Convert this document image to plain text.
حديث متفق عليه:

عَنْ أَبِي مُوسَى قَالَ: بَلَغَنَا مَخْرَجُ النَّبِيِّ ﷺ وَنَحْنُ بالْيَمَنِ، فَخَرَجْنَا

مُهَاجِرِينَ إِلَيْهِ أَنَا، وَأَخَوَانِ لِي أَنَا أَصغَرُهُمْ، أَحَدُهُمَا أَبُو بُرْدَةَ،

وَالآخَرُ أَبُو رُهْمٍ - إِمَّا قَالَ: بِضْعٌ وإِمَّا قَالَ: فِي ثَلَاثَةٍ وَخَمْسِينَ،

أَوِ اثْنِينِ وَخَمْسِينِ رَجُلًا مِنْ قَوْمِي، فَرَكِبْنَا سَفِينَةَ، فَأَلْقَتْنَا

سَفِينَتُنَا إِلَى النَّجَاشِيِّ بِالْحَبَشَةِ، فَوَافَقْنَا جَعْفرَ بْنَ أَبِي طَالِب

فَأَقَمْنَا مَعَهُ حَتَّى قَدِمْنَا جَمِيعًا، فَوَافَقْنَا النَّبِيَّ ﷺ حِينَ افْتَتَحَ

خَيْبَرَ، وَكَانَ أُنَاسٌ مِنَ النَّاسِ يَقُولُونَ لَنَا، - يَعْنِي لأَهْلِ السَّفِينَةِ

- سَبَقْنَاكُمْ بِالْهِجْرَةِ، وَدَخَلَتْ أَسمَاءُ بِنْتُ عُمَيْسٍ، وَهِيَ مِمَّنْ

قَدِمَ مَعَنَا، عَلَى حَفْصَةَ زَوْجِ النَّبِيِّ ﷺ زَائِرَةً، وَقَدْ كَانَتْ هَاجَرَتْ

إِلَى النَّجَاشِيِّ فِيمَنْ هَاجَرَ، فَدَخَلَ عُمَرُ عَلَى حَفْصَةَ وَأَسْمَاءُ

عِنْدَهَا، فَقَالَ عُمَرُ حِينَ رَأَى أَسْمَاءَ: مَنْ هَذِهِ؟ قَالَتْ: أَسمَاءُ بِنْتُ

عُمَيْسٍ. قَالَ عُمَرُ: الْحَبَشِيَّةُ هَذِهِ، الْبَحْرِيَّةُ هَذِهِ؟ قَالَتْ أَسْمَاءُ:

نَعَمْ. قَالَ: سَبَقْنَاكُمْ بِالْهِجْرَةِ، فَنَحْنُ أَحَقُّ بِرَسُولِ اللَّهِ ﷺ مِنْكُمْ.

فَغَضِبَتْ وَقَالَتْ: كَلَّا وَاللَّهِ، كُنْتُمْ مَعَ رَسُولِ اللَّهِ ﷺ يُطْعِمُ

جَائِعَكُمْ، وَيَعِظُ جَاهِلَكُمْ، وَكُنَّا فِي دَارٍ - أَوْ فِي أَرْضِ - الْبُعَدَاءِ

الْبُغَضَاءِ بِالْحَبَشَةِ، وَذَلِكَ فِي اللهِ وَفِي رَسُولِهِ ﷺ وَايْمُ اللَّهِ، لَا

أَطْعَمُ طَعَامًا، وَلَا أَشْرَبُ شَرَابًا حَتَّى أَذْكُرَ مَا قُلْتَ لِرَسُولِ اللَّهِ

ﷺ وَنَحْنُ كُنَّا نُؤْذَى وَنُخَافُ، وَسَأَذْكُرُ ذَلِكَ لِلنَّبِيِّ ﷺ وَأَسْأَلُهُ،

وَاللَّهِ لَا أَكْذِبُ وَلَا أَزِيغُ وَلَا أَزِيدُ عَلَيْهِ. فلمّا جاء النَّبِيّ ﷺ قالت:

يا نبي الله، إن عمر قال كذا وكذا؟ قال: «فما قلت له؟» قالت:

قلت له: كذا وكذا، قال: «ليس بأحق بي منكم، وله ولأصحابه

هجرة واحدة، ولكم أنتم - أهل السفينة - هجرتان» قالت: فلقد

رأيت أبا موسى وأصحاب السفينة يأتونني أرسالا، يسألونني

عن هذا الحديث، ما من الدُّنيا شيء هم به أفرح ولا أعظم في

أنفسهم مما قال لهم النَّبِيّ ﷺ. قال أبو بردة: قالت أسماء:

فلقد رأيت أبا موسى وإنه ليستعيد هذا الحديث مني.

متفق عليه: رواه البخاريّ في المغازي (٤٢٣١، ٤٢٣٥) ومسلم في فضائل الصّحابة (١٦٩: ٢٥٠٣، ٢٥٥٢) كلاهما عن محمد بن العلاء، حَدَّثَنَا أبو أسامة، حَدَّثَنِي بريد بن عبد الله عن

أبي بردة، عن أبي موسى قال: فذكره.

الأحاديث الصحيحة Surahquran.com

◆ ◆ ◆ ◆ ◆

WORK REQUIRED:
Which lines in the data above contain "وكذا"? Show each one.

TASK RESULT:
يا نبي الله، إن عمر قال كذا وكذا؟ قال: «فما قلت له؟» قالت:
قلت له: كذا وكذا، قال: «ليس بأحق بي منكم، وله ولأصحابه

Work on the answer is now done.